═══ INPUT ═══
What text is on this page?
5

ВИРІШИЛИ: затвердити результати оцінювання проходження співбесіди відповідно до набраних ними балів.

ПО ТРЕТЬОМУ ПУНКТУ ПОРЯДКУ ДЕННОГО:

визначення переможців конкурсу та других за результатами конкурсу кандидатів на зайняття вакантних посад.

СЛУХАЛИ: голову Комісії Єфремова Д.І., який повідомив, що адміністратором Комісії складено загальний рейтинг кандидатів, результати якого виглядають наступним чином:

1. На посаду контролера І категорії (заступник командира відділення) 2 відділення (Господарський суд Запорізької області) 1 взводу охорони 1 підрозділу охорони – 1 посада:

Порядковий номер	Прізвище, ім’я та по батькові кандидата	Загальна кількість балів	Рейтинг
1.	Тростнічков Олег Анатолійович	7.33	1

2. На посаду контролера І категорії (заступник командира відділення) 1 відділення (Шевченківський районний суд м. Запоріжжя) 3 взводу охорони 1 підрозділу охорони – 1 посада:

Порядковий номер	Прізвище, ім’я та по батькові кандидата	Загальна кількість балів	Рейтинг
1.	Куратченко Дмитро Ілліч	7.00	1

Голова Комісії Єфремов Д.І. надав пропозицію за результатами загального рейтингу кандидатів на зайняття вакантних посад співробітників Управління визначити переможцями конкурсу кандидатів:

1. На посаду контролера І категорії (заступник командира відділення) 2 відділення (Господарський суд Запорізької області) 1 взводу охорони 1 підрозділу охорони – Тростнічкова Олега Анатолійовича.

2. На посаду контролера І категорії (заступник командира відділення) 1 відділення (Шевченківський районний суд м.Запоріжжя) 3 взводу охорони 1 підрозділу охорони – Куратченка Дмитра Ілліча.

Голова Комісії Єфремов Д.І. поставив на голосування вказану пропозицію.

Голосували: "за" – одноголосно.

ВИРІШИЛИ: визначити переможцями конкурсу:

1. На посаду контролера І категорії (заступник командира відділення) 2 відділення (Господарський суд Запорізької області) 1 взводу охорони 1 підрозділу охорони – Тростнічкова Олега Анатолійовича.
═══
The whole listing above needs to be written out again exactly.

### OUTPUT OF THE EXERCISE
What text is on this page?
5

ВИРІШИЛИ: затвердити результати оцінювання проходження співбесіди відповідно до набраних ними балів.

ПО ТРЕТЬОМУ ПУНКТУ ПОРЯДКУ ДЕННОГО:

визначення переможців конкурсу та других за результатами конкурсу кандидатів на зайняття вакантних посад.

СЛУХАЛИ: голову Комісії Єфремова Д.І., який повідомив, що адміністратором Комісії складено загальний рейтинг кандидатів, результати якого виглядають наступним чином:

1. На посаду контролера І категорії (заступник командира відділення) 2 відділення (Господарський суд Запорізької області) 1 взводу охорони 1 підрозділу охорони – 1 посада:

Порядковий номер	Прізвище, ім’я та по батькові кандидата	Загальна кількість балів	Рейтинг
1.	Тростнічков Олег Анатолійович	7.33	1

2. На посаду контролера І категорії (заступник командира відділення) 1 відділення (Шевченківський районний суд м. Запоріжжя) 3 взводу охорони 1 підрозділу охорони – 1 посада:

Порядковий номер	Прізвище, ім’я та по батькові кандидата	Загальна кількість балів	Рейтинг
1.	Куратченко Дмитро Ілліч	7.00	1

Голова Комісії Єфремов Д.І. надав пропозицію за результатами загального рейтингу кандидатів на зайняття вакантних посад співробітників Управління визначити переможцями конкурсу кандидатів:

1. На посаду контролера І категорії (заступник командира відділення) 2 відділення (Господарський суд Запорізької області) 1 взводу охорони 1 підрозділу охорони – Тростнічкова Олега Анатолійовича.

2. На посаду контролера І категорії (заступник командира відділення) 1 відділення (Шевченківський районний суд м.Запоріжжя) 3 взводу охорони 1 підрозділу охорони – Куратченка Дмитра Ілліча.

Голова Комісії Єфремов Д.І. поставив на голосування вказану пропозицію.

Голосували: "за" – одноголосно.

ВИРІШИЛИ: визначити переможцями конкурсу:

1. На посаду контролера І категорії (заступник командира відділення) 2 відділення (Господарський суд Запорізької області) 1 взводу охорони 1 підрозділу охорони – Тростнічкова Олега Анатолійовича.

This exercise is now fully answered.